In the text below on the burying beetle Nicrophorus vespilloides, what habitat is the beetle restricted to in North America?

====== TEXT PROVIDED ======

Higher classification Burying beetle
Scientific name Nicrophorus vespilloides
|Similar Burying beetle, Beetle, Silphidae, Insect, Nicrophorus vespillo|
Sexton beetle or burying beetle with gamasid mites nicrophorus vespilloides
Nicrophorus vespilloides is a burying beetle described by Johann Friedrich Wilhelm Herbst in 1783.
Besides the many interesting behaviors this beetle exhibits, it is of interest because in North America it is restricted to Sphagnum bogs and marshes, whereas in Europe and throughout the Palearctic it is found in open forest habitats. The restriction of N. vespilloides to bogs in the North America has been attributed to competition with its congener, N. defodiens which in this area is found in forest habitats. N. vespilloides reproduces exclusively in bogs in North America and is never found in adjacent (<100 m or 330 ft) forested habitat in the Mer Bleue bog area near Ottawa, Ontario, Canada.
There are also a number of phoretic (hitch-hiking) mites that are associated with N. vespilloides. These include Pelzneria nr. crenulata, Macrocheles merderius, and Uroobovella nr. novasimilis and the largest mite Poecilochirus carabi. P. carabi is not attached by any physical means (such as a secreted anal stalk in the case of M. merderius) to N. vespilloides. When the males or females of N. vespilloides have finished breeding on a carcass the deutonymphs of P. carabi roam freely about the body of the beetles as they search for new carcasses to reproduce. It had been proposed that P. carabi deutonymphs, on arrival at a new carcass dismounted from the beetles and consumed fly eggs and larvae which would have competed for the beetle larvae for food. This relationship which benefited the beetles has been described as mutualistic. However, it has been shown that adults of P. carabi consume the eggs of N. vespilloides and that this has direct and negative effects on the reproduction of this beetle species.
N. vespilloides is also used as a model organism in the study of social immunity.

====== SOURCE DATA ======

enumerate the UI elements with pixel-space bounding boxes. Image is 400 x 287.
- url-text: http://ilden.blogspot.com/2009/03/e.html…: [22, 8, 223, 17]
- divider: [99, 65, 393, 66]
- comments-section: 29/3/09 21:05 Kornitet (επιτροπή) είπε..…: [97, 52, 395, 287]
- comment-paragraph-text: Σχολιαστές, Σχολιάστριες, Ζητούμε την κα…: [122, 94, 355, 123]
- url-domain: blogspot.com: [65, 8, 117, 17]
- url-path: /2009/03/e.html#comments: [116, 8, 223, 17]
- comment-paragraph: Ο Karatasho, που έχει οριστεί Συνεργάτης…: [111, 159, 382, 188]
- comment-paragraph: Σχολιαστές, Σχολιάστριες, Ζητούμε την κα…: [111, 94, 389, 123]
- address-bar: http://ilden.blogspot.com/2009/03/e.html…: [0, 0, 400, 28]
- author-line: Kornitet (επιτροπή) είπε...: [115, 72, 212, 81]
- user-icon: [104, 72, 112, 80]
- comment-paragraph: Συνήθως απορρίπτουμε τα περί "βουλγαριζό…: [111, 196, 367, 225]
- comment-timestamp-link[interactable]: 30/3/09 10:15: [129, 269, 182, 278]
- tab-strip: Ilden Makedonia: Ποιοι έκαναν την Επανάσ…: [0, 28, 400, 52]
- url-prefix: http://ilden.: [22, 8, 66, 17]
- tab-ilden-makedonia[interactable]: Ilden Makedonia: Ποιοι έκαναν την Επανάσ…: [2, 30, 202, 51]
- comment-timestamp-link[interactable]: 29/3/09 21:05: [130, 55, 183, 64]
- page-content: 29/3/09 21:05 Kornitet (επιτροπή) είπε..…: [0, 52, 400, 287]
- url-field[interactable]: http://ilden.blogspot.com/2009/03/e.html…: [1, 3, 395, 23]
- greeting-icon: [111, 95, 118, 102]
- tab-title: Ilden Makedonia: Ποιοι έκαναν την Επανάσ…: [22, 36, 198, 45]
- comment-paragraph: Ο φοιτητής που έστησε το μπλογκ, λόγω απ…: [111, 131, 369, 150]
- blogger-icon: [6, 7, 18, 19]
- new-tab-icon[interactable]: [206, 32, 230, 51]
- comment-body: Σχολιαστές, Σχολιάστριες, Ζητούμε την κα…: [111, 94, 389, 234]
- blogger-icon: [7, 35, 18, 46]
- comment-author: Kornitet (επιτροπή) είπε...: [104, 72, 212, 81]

======

• _SOLUTION FOR THIS EXERCISE_
Sphagnum bogs and marshes.